━━ Excerpted records ━━

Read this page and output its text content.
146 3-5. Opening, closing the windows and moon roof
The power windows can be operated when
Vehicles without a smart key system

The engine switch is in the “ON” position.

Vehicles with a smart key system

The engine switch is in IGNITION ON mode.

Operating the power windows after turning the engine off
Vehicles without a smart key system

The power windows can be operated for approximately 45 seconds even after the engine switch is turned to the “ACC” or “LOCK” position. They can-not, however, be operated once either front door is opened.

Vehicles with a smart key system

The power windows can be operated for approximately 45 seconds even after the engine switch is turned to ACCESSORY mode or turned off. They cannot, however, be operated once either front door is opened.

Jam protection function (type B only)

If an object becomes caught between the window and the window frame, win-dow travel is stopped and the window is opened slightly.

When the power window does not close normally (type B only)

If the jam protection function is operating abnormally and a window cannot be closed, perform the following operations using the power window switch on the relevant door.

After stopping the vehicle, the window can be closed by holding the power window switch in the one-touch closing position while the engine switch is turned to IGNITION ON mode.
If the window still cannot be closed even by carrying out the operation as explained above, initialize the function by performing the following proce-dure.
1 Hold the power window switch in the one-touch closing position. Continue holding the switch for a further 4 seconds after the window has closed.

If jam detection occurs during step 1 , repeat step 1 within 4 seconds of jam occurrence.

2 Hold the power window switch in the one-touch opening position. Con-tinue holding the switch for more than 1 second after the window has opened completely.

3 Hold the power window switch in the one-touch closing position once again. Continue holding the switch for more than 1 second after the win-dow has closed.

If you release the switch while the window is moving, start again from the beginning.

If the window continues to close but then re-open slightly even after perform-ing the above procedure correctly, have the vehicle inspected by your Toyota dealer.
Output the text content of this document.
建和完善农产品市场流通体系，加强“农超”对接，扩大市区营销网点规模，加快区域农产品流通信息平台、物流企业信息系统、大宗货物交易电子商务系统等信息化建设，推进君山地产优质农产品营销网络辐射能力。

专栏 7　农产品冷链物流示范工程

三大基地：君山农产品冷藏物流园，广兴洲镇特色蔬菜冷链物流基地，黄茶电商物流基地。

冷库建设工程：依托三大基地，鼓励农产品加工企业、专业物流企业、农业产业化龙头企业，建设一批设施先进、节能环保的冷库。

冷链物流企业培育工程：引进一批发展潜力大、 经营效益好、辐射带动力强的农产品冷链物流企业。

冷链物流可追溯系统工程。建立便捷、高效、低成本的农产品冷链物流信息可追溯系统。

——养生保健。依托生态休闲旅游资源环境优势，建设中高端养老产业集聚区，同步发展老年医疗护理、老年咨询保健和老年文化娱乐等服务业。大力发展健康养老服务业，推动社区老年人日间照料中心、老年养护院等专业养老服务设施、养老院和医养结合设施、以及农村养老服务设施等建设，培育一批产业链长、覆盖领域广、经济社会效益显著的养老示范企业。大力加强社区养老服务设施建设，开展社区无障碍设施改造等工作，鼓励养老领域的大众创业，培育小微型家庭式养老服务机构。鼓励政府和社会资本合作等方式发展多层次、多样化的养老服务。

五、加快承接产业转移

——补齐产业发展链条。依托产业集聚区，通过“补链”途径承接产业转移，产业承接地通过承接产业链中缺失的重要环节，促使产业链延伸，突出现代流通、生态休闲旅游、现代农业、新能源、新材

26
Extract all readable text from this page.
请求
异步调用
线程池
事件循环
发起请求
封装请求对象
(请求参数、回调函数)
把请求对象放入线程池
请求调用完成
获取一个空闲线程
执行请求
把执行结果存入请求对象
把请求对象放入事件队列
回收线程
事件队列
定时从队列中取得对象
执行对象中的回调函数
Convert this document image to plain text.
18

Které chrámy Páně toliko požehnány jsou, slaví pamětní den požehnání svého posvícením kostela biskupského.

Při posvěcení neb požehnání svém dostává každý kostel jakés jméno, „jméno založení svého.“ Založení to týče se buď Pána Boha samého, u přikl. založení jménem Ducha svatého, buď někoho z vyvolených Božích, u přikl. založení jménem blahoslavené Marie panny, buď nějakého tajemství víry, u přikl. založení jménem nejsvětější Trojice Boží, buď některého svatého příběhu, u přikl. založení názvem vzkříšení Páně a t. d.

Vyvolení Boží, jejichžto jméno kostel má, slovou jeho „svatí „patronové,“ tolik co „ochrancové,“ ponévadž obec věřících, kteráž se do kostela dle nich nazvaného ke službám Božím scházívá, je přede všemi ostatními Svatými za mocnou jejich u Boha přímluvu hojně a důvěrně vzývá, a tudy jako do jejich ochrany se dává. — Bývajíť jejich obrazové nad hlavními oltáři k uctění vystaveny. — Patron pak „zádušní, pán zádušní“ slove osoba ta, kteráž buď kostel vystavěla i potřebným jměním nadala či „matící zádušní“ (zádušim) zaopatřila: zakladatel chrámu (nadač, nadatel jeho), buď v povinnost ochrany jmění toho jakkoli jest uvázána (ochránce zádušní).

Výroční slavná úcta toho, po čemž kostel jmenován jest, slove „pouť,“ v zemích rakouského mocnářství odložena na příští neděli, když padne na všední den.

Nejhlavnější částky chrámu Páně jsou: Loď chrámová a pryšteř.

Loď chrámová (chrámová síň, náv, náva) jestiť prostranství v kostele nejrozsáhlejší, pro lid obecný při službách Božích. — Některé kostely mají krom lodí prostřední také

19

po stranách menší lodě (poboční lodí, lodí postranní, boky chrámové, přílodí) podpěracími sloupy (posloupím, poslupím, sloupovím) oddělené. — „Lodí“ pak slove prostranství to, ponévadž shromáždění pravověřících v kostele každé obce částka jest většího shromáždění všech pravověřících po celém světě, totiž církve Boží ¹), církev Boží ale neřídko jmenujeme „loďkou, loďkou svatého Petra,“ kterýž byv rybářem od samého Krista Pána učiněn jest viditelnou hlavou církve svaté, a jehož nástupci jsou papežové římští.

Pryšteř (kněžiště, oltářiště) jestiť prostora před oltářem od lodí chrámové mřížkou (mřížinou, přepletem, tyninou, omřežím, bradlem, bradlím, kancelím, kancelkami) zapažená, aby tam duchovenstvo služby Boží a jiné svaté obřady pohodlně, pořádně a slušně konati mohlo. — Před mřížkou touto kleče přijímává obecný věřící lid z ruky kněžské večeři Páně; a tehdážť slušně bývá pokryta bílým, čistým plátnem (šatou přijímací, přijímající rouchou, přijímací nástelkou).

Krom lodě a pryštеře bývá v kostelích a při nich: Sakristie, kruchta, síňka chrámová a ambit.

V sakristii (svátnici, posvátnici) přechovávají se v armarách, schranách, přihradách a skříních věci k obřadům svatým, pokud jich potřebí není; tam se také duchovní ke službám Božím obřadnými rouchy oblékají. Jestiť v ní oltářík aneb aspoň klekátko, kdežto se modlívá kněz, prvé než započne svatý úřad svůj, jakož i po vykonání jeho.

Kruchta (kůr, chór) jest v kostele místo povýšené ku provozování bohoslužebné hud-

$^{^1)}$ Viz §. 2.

━━━

Report how many lines of the listing hold the string "above", giving only the number.

**The solution**. 2